## START Data for the task
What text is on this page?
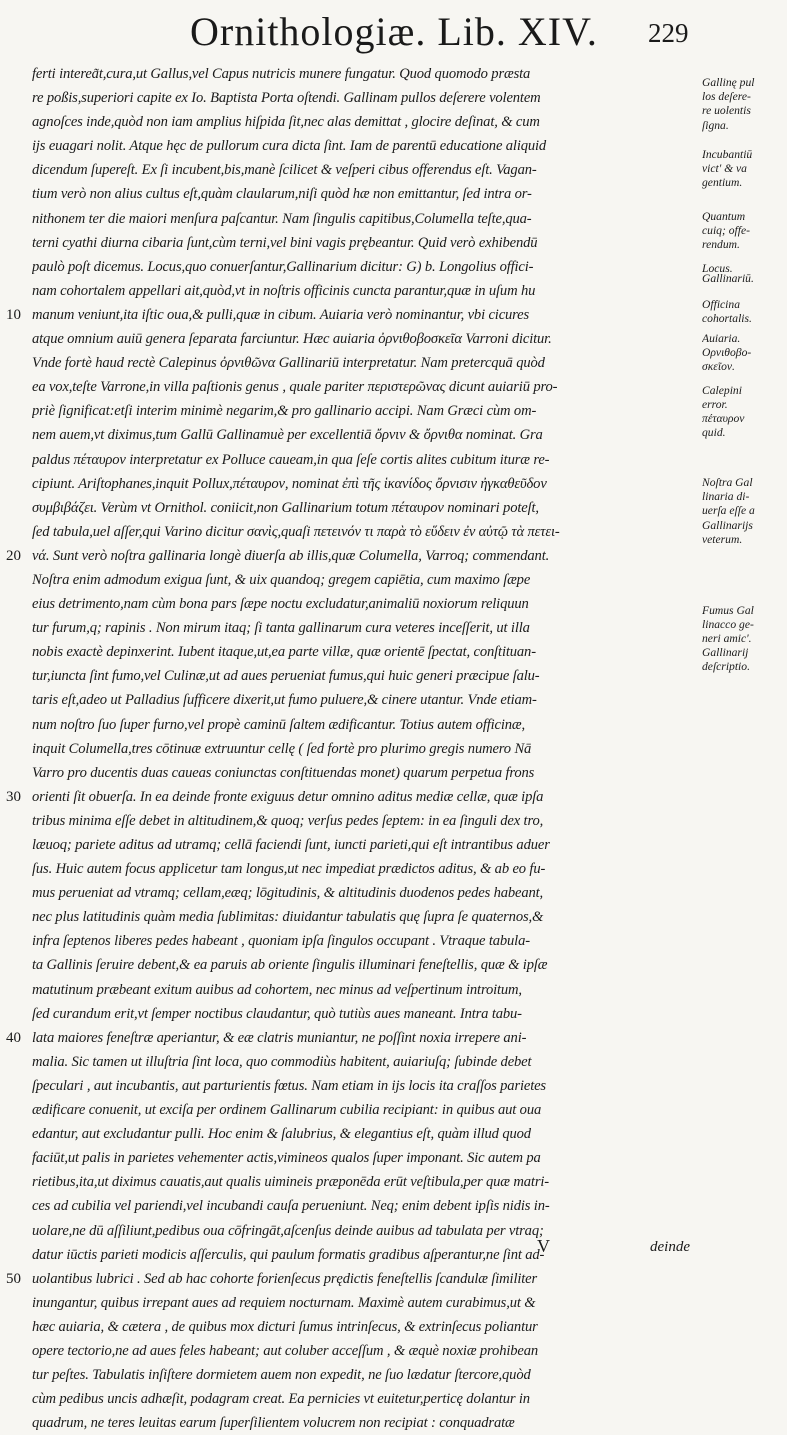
Ornithologiæ. Lib. XIV. 229
10
20
30
40
50
ferti interea͂t,cura,ut Gallus,vel Capus nutricis munere fungatur. Quod quomodo præsta
re poßis,superiori capite ex Io. Baptista Porta oſtendi. Gallinam pullos deſerere volentem
agnoſces inde,quòd non iam amplius hiſpida ſit,nec alas demittat , glocire deſinat, & cum
ijs euagari nolit. Atque hęc de pullorum cura dicta ſint. Iam de parentū educatione aliquid
dicendum ſupereſt. Ex ſi incubent,bis,manè ſcilicet & veſperi cibus offerendus eſt. Vagan-
tium verò non alius cultus eſt,quàm claularum,niſi quòd hæ non emittantur, ſed intra or-
nithonem ter die maiori menſura paſcantur. Nam ſingulis capitibus,Columella teſte,qua-
terni cyathi diurna cibaria ſunt,cùm terni,vel bini vagis prębeantur. Quid verò exhibendū
paulò poſt dicemus. Locus,quo conuerſantur,Gallinarium dicitur: G) b. Longolius offici-
nam cohortalem appellari ait,quòd,vt in noſtris officinis cuncta parantur,quæ in uſum hu
manum veniunt,ita iſtic oua,& pulli,quæ in cibum. Auiaria verò nominantur, vbi cicures
atque omnium auiū genera ſeparata farciuntur. Hæc auiaria ὀρνιθοβοσκεῖα Varroni dicitur.
Vnde fortè haud rectè Calepinus ὀρνιθῶνα Gallinariū interpretatur. Nam pretercquā quòd
ea vox,teſte Varrone,in villa paſtionis genus , quale pariter περιστερῶνας dicunt auiariū pro-
priè ſignificat:etſi interim minimè negarim,& pro gallinario accipi. Nam Græci cùm om-
nem auem,vt diximus,tum Gallū Gallinamuè per excellentiā ὄρνιν & ὄρνιθα nominat. Gra
paldus πέταυρον interpretatur ex Polluce caueam,in qua ſeſe cortis alites cubitum ituræ re-
cipiunt. Ariſtophanes,inquit Pollux,πέταυρον, nominat ἐπὶ τῆς ἱκανίδος ὄρνισιν ἠγκαθεῦδον
συμβιβάζει. Verùm vt Ornithol. coniicit,non Gallinarium totum πέταυρον nominari poteſt,
ſed tabula,uel aſſer,qui Varino dicitur σανὶς,quaſi πετεινόν τι παρὰ τὸ εὕδειν ἐν αὐτῷ τὰ πετει-
νά. Sunt verò noſtra gallinaria longè diuerſa ab illis,quæ Columella, Varroq; commendant.
Noſtra enim admodum exigua ſunt, & uix quandoq; gregem capiētia, cum maximo ſæpe
eius detrimento,nam cùm bona pars ſæpe noctu excludatur,animaliū noxiorum reliquun
tur furum,q; rapinis . Non mirum itaq; ſi tanta gallinarum cura veteres inceſſerit, ut illa
nobis exactè depinxerint. Iubent itaque,ut,ea parte villæ, quæ orientē ſpectat, conſtituan-
tur,iuncta ſint fumo,vel Culinæ,ut ad aues perueniat fumus,qui huic generi præcipue ſalu-
taris eſt,adeo ut Palladius ſufficere dixerit,ut fumo puluere,& cinere utantur. Vnde etiam-
num noſtro ſuo ſuper furno,vel propè caminū ſaltem ædificantur. Totius autem officinæ,
inquit Columella,tres cōtinuæ extruuntur cellę ( ſed fortè pro plurimo gregis numero Nā
Varro pro ducentis duas caueas coniunctas conſtituendas monet) quarum perpetua frons
orienti ſit obuerſa. In ea deinde fronte exiguus detur omnino aditus mediæ cellæ, quæ ipſa
tribus minima eſſe debet in altitudinem,& quoq; verſus pedes ſeptem: in ea ſinguli dex tro,
læuoq; pariete aditus ad utramq; cellā faciendi ſunt, iuncti parieti,qui eſt intrantibus aduer
ſus. Huic autem focus applicetur tam longus,ut nec impediat prædictos aditus, & ab eo fu-
mus perueniat ad vtramq; cellam,eæq; lōgitudinis, & altitudinis duodenos pedes habeant,
nec plus latitudinis quàm media ſublimitas: diuidantur tabulatis quę ſupra ſe quaternos,&
infra ſeptenos liberes pedes habeant , quoniam ipſa ſingulos occupant . Vtraque tabula-
ta Gallinis ſeruire debent,& ea paruis ab oriente ſingulis illuminari feneſtellis, quæ & ipſæ
matutinum præbeant exitum auibus ad cohortem, nec minus ad veſpertinum introitum,
ſed curandum erit,vt ſemper noctibus claudantur, quò tutiùs aues maneant. Intra tabu-
lata maiores feneſtræ aperiantur, & eæ clatris muniantur, ne poſſint noxia irrepere ani-
malia. Sic tamen ut illuſtria ſint loca, quo commodiùs habitent, auiariuſq; ſubinde debet
ſpeculari , aut incubantis, aut parturientis fœtus. Nam etiam in ijs locis ita craſſos parietes
ædificare conuenit, ut exciſa per ordinem Gallinarum cubilia recipiant: in quibus aut oua
edantur, aut excludantur pulli. Hoc enim & ſalubrius, & elegantius eſt, quàm illud quod
faciūt,ut palis in parietes vehementer actis,vimineos qualos ſuper imponant. Sic autem pa
rietibus,ita,ut diximus cauatis,aut qualis uimineis præponēda erūt veſtibula,per quæ matri-
ces ad cubilia vel pariendi,vel incubandi cauſa perueniunt. Neq; enim debent ipſis nidis in-
uolare,ne dū aſſiliunt,pedibus oua cōfringāt,aſcenſus deinde auibus ad tabulata per vtraq;
datur iūctis parieti modicis aſſerculis, qui paulum formatis gradibus aſperantur,ne ſint ad-
uolantibus lubrici . Sed ab hac cohorte forienſecus prędictis feneſtellis ſcandulæ ſimiliter
inungantur, quibus irrepant aues ad requiem nocturnam. Maximè autem curabimus,ut &
hæc auiaria, & cætera , de quibus mox dicturi ſumus intrinſecus, & extrinſecus poliantur
opere tectorio,ne ad aues feles habeant; aut coluber acceſſum , & æquè noxiæ prohibean
tur peſtes. Tabulatis inſiſtere dormietem auem non expedit, ne ſuo lædatur ſtercore,quòd
cùm pedibus uncis adhæſit, podagram creat. Ea pernicies vt euitetur,perticę dolantur in
quadrum, ne teres leuitas earum ſuperſilientem volucrem non recipiat : conquadratæ
Gallinę pul
los deſere-
re uolentis
ſigna.
Incubantiū
vict' & va
gentium.
Quantum
cuiq; offe-
rendum.
Locus.
Gallinariū.
Officina
cohortalis.
Auiaria.
Ορνιθοβο-
σκεῖον.
Calepini
error.
πέταυρον
quid.
Noſtra Gal
linaria di-
uerſa eſſe a
Gallinarijs
veterum.
Fumus Gal
linacco ge-
neri amic'.
Gallinarij
deſcriptio.
V	deinde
## END Data for the task
Give all the entries again exactly, dropping each picture.

Reply to the task
What text is on this page?
Ornithologiæ. Lib. XIV. 229
10
20
30
40
50
ferti interea͂t,cura,ut Gallus,vel Capus nutricis munere fungatur. Quod quomodo præsta
re poßis,superiori capite ex Io. Baptista Porta oſtendi. Gallinam pullos deſerere volentem
agnoſces inde,quòd non iam amplius hiſpida ſit,nec alas demittat , glocire deſinat, & cum
ijs euagari nolit. Atque hęc de pullorum cura dicta ſint. Iam de parentū educatione aliquid
dicendum ſupereſt. Ex ſi incubent,bis,manè ſcilicet & veſperi cibus offerendus eſt. Vagan-
tium verò non alius cultus eſt,quàm claularum,niſi quòd hæ non emittantur, ſed intra or-
nithonem ter die maiori menſura paſcantur. Nam ſingulis capitibus,Columella teſte,qua-
terni cyathi diurna cibaria ſunt,cùm terni,vel bini vagis prębeantur. Quid verò exhibendū
paulò poſt dicemus. Locus,quo conuerſantur,Gallinarium dicitur: G) b. Longolius offici-
nam cohortalem appellari ait,quòd,vt in noſtris officinis cuncta parantur,quæ in uſum hu
manum veniunt,ita iſtic oua,& pulli,quæ in cibum. Auiaria verò nominantur, vbi cicures
atque omnium auiū genera ſeparata farciuntur. Hæc auiaria ὀρνιθοβοσκεῖα Varroni dicitur.
Vnde fortè haud rectè Calepinus ὀρνιθῶνα Gallinariū interpretatur. Nam pretercquā quòd
ea vox,teſte Varrone,in villa paſtionis genus , quale pariter περιστερῶνας dicunt auiariū pro-
priè ſignificat:etſi interim minimè negarim,& pro gallinario accipi. Nam Græci cùm om-
nem auem,vt diximus,tum Gallū Gallinamuè per excellentiā ὄρνιν & ὄρνιθα nominat. Gra
paldus πέταυρον interpretatur ex Polluce caueam,in qua ſeſe cortis alites cubitum ituræ re-
cipiunt. Ariſtophanes,inquit Pollux,πέταυρον, nominat ἐπὶ τῆς ἱκανίδος ὄρνισιν ἠγκαθεῦδον
συμβιβάζει. Verùm vt Ornithol. coniicit,non Gallinarium totum πέταυρον nominari poteſt,
ſed tabula,uel aſſer,qui Varino dicitur σανὶς,quaſi πετεινόν τι παρὰ τὸ εὕδειν ἐν αὐτῷ τὰ πετει-
νά. Sunt verò noſtra gallinaria longè diuerſa ab illis,quæ Columella, Varroq; commendant.
Noſtra enim admodum exigua ſunt, & uix quandoq; gregem capiētia, cum maximo ſæpe
eius detrimento,nam cùm bona pars ſæpe noctu excludatur,animaliū noxiorum reliquun
tur furum,q; rapinis . Non mirum itaq; ſi tanta gallinarum cura veteres inceſſerit, ut illa
nobis exactè depinxerint. Iubent itaque,ut,ea parte villæ, quæ orientē ſpectat, conſtituan-
tur,iuncta ſint fumo,vel Culinæ,ut ad aues perueniat fumus,qui huic generi præcipue ſalu-
taris eſt,adeo ut Palladius ſufficere dixerit,ut fumo puluere,& cinere utantur. Vnde etiam-
num noſtro ſuo ſuper furno,vel propè caminū ſaltem ædificantur. Totius autem officinæ,
inquit Columella,tres cōtinuæ extruuntur cellę ( ſed fortè pro plurimo gregis numero Nā
Varro pro ducentis duas caueas coniunctas conſtituendas monet) quarum perpetua frons
orienti ſit obuerſa. In ea deinde fronte exiguus detur omnino aditus mediæ cellæ, quæ ipſa
tribus minima eſſe debet in altitudinem,& quoq; verſus pedes ſeptem: in ea ſinguli dex tro,
læuoq; pariete aditus ad utramq; cellā faciendi ſunt, iuncti parieti,qui eſt intrantibus aduer
ſus. Huic autem focus applicetur tam longus,ut nec impediat prædictos aditus, & ab eo fu-
mus perueniat ad vtramq; cellam,eæq; lōgitudinis, & altitudinis duodenos pedes habeant,
nec plus latitudinis quàm media ſublimitas: diuidantur tabulatis quę ſupra ſe quaternos,&
infra ſeptenos liberes pedes habeant , quoniam ipſa ſingulos occupant . Vtraque tabula-
ta Gallinis ſeruire debent,& ea paruis ab oriente ſingulis illuminari feneſtellis, quæ & ipſæ
matutinum præbeant exitum auibus ad cohortem, nec minus ad veſpertinum introitum,
ſed curandum erit,vt ſemper noctibus claudantur, quò tutiùs aues maneant. Intra tabu-
lata maiores feneſtræ aperiantur, & eæ clatris muniantur, ne poſſint noxia irrepere ani-
malia. Sic tamen ut illuſtria ſint loca, quo commodiùs habitent, auiariuſq; ſubinde debet
ſpeculari , aut incubantis, aut parturientis fœtus. Nam etiam in ijs locis ita craſſos parietes
ædificare conuenit, ut exciſa per ordinem Gallinarum cubilia recipiant: in quibus aut oua
edantur, aut excludantur pulli. Hoc enim & ſalubrius, & elegantius eſt, quàm illud quod
faciūt,ut palis in parietes vehementer actis,vimineos qualos ſuper imponant. Sic autem pa
rietibus,ita,ut diximus cauatis,aut qualis uimineis præponēda erūt veſtibula,per quæ matri-
ces ad cubilia vel pariendi,vel incubandi cauſa perueniunt. Neq; enim debent ipſis nidis in-
uolare,ne dū aſſiliunt,pedibus oua cōfringāt,aſcenſus deinde auibus ad tabulata per vtraq;
datur iūctis parieti modicis aſſerculis, qui paulum formatis gradibus aſperantur,ne ſint ad-
uolantibus lubrici . Sed ab hac cohorte forienſecus prędictis feneſtellis ſcandulæ ſimiliter
inungantur, quibus irrepant aues ad requiem nocturnam. Maximè autem curabimus,ut &
hæc auiaria, & cætera , de quibus mox dicturi ſumus intrinſecus, & extrinſecus poliantur
opere tectorio,ne ad aues feles habeant; aut coluber acceſſum , & æquè noxiæ prohibean
tur peſtes. Tabulatis inſiſtere dormietem auem non expedit, ne ſuo lædatur ſtercore,quòd
cùm pedibus uncis adhæſit, podagram creat. Ea pernicies vt euitetur,perticę dolantur in
quadrum, ne teres leuitas earum ſuperſilientem volucrem non recipiat : conquadratæ
Gallinę pul
los deſere-
re uolentis
ſigna.
Incubantiū
vict' & va
gentium.
Quantum
cuiq; offe-
rendum.
Locus.
Gallinariū.
Officina
cohortalis.
Auiaria.
Ορνιθοβο-
σκεῖον.
Calepini
error.
πέταυρον
quid.
Noſtra Gal
linaria di-
uerſa eſſe a
Gallinarijs
veterum.
Fumus Gal
linacco ge-
neri amic'.
Gallinarij
deſcriptio.
V	deinde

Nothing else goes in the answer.